- _What is asked_
Wherever the string "морето" appears in the listing, copy that line.

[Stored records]
-------
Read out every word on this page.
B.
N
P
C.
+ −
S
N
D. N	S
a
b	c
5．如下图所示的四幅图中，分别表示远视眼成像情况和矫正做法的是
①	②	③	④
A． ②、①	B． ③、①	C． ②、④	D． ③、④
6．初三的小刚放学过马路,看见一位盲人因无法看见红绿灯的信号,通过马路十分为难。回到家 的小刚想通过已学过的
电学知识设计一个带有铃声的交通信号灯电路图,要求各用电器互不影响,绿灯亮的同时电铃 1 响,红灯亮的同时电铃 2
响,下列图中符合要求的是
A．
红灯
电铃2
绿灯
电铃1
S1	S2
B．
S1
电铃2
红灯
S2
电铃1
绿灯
-------
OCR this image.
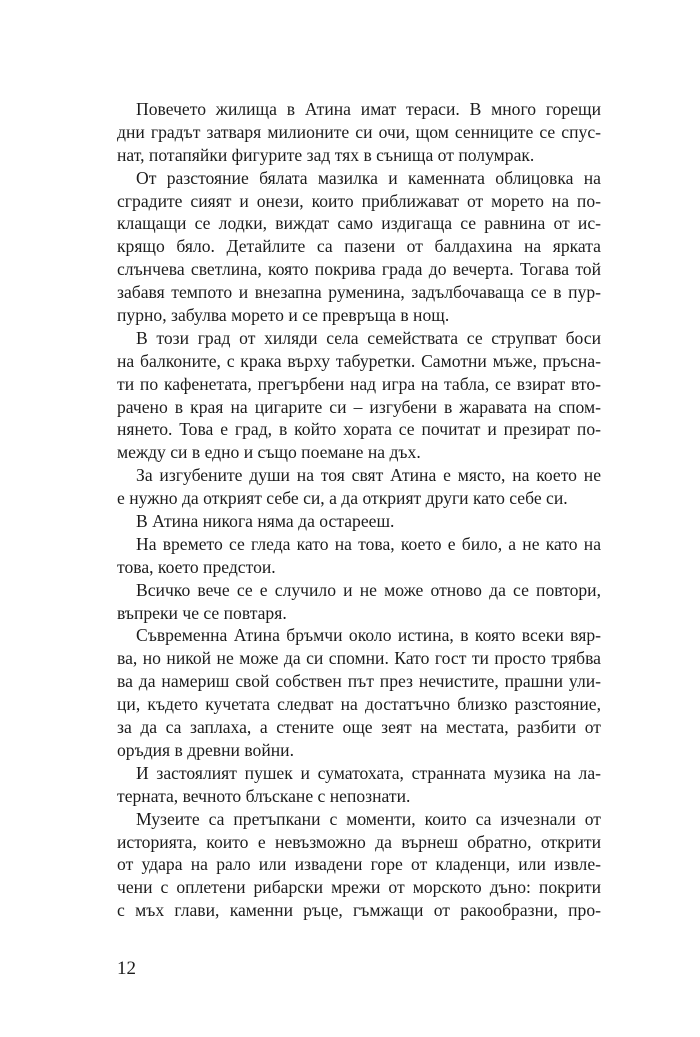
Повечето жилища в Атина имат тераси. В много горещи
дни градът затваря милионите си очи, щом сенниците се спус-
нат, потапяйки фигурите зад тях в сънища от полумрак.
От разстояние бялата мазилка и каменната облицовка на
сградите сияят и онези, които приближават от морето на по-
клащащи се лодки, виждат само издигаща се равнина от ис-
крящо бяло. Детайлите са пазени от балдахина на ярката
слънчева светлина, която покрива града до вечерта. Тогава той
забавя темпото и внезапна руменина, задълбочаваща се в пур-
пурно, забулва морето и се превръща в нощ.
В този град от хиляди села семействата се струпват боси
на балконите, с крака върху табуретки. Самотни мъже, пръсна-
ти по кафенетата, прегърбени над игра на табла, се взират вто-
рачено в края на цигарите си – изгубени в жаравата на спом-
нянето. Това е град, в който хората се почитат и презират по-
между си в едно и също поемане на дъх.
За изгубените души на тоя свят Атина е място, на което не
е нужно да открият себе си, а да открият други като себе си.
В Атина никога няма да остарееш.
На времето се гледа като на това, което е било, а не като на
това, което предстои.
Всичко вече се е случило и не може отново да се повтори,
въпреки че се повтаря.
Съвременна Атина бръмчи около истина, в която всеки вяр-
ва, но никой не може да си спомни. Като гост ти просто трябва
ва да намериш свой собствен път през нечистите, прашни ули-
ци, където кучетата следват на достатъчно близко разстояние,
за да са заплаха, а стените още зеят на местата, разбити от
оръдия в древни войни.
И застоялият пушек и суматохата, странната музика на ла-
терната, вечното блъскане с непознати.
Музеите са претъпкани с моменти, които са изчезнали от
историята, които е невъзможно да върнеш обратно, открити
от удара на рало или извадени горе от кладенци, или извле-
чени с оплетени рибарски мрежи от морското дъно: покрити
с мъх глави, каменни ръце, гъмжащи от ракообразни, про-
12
-------
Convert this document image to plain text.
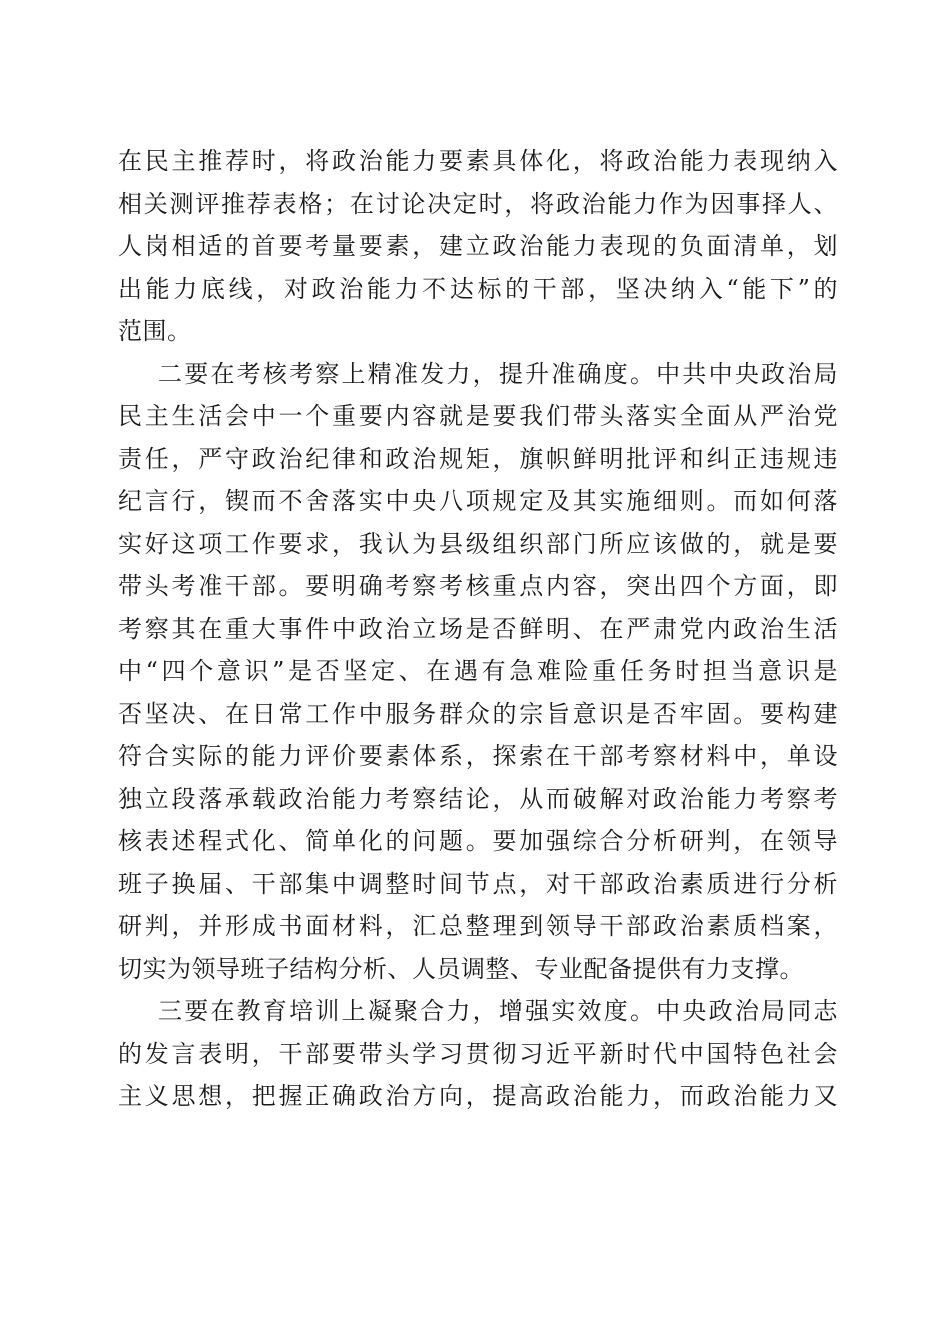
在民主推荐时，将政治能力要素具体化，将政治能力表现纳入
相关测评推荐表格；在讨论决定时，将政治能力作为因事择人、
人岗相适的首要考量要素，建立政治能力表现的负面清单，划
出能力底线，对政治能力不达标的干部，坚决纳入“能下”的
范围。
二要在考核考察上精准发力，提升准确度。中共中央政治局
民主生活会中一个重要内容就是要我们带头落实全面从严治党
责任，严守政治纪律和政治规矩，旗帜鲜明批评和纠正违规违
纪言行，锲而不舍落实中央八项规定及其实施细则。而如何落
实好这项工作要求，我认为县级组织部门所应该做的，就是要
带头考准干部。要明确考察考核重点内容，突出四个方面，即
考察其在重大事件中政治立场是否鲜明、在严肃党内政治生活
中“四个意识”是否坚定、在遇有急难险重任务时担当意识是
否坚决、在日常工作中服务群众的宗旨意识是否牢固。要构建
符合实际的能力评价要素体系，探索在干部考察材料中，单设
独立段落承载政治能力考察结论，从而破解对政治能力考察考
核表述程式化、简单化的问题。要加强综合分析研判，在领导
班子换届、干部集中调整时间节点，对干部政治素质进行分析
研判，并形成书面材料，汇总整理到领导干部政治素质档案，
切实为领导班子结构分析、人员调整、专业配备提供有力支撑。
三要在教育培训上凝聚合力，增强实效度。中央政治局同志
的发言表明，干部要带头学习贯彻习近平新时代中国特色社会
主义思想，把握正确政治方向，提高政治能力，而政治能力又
-------
- _Reply_
сградите сияят и онези, които приближават от морето на по-
пурно, забулва морето и се превръща в нощ.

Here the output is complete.